-- BRIEF --
Count the lines below that include the word "Antenna" and write that number alone.

-- EXCERPTED RECORDS --
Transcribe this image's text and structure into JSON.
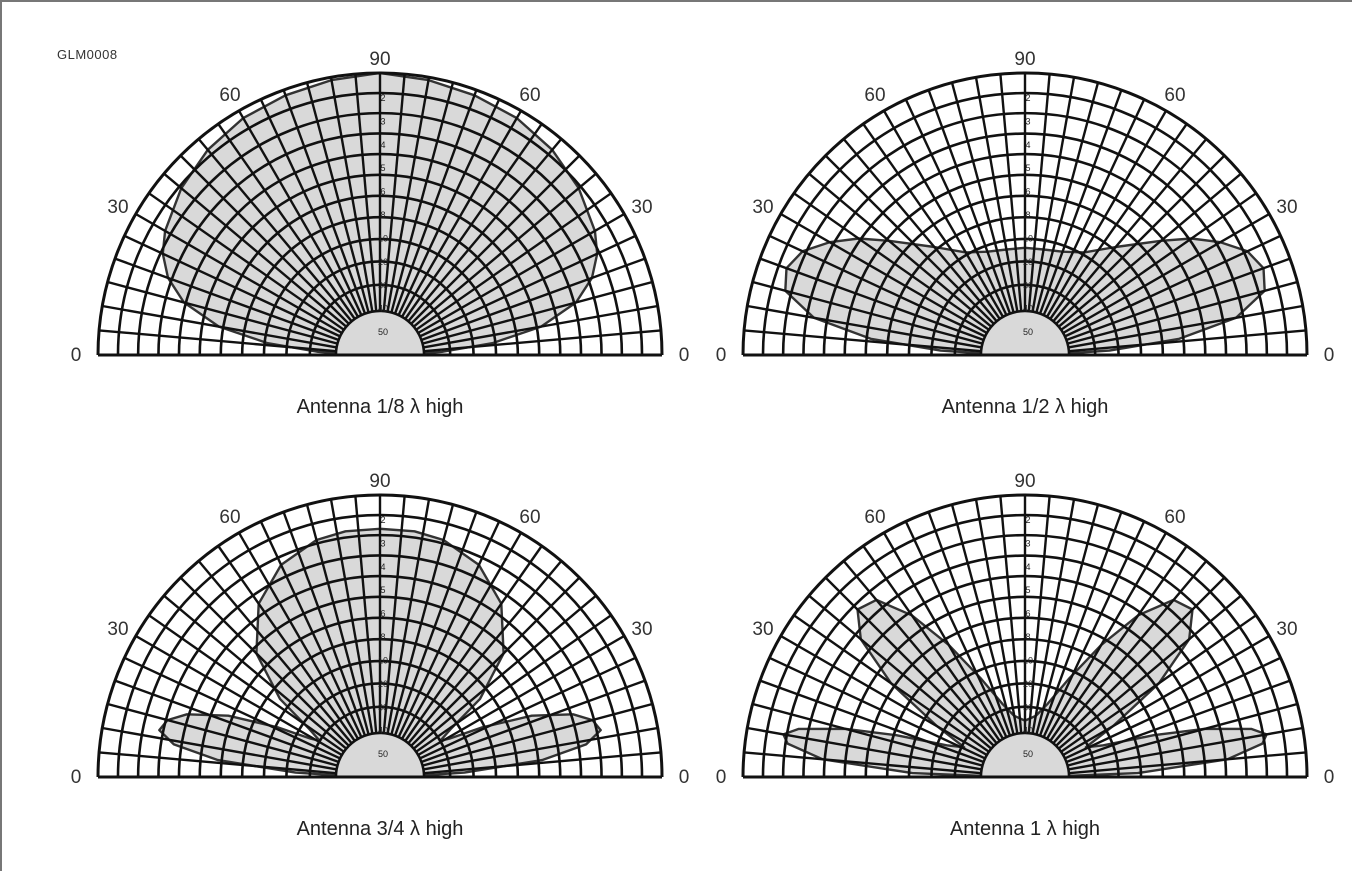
{
  "figure_id": "GLM0008",
  "angle_labels": {
    "zero": "0",
    "thirty": "30",
    "sixty": "60",
    "ninety": "90"
  },
  "db_ticks": [
    "2",
    "3",
    "4",
    "5",
    "6",
    "8",
    "10",
    "20",
    "30",
    "40",
    "50"
  ],
  "plots": [
    {
      "caption": "Antenna 1/8 λ  high",
      "pattern": [
        [
          0,
          0.06
        ],
        [
          3,
          0.22
        ],
        [
          6,
          0.4
        ],
        [
          10,
          0.58
        ],
        [
          15,
          0.72
        ],
        [
          20,
          0.8
        ],
        [
          25,
          0.85
        ],
        [
          30,
          0.88
        ],
        [
          40,
          0.92
        ],
        [
          50,
          0.95
        ],
        [
          60,
          0.97
        ],
        [
          70,
          0.98
        ],
        [
          80,
          0.99
        ],
        [
          90,
          1.0
        ]
      ]
    },
    {
      "caption": "Antenna 1/2 λ  high",
      "pattern": [
        [
          0,
          0.06
        ],
        [
          3,
          0.3
        ],
        [
          6,
          0.55
        ],
        [
          10,
          0.76
        ],
        [
          15,
          0.88
        ],
        [
          20,
          0.9
        ],
        [
          25,
          0.87
        ],
        [
          30,
          0.8
        ],
        [
          35,
          0.72
        ],
        [
          40,
          0.63
        ],
        [
          50,
          0.5
        ],
        [
          60,
          0.42
        ],
        [
          70,
          0.39
        ],
        [
          80,
          0.38
        ],
        [
          90,
          0.38
        ]
      ]
    },
    {
      "caption": "Antenna 3/4 λ  high",
      "pattern": [
        [
          0,
          0.06
        ],
        [
          3,
          0.3
        ],
        [
          6,
          0.58
        ],
        [
          9,
          0.74
        ],
        [
          12,
          0.8
        ],
        [
          15,
          0.78
        ],
        [
          18,
          0.72
        ],
        [
          22,
          0.58
        ],
        [
          26,
          0.4
        ],
        [
          29,
          0.28
        ],
        [
          31,
          0.25
        ],
        [
          34,
          0.3
        ],
        [
          38,
          0.45
        ],
        [
          45,
          0.62
        ],
        [
          55,
          0.75
        ],
        [
          65,
          0.83
        ],
        [
          75,
          0.87
        ],
        [
          82,
          0.88
        ],
        [
          90,
          0.88
        ]
      ]
    },
    {
      "caption": "Antenna 1 λ  high",
      "pattern": [
        [
          0,
          0.06
        ],
        [
          2,
          0.4
        ],
        [
          5,
          0.72
        ],
        [
          8,
          0.85
        ],
        [
          10,
          0.87
        ],
        [
          12,
          0.82
        ],
        [
          15,
          0.66
        ],
        [
          18,
          0.48
        ],
        [
          22,
          0.3
        ],
        [
          26,
          0.24
        ],
        [
          30,
          0.36
        ],
        [
          35,
          0.58
        ],
        [
          40,
          0.76
        ],
        [
          45,
          0.84
        ],
        [
          50,
          0.82
        ],
        [
          55,
          0.7
        ],
        [
          60,
          0.54
        ],
        [
          66,
          0.38
        ],
        [
          73,
          0.27
        ],
        [
          80,
          0.22
        ],
        [
          90,
          0.2
        ]
      ]
    }
  ]
}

-- TASK ANSWER --
4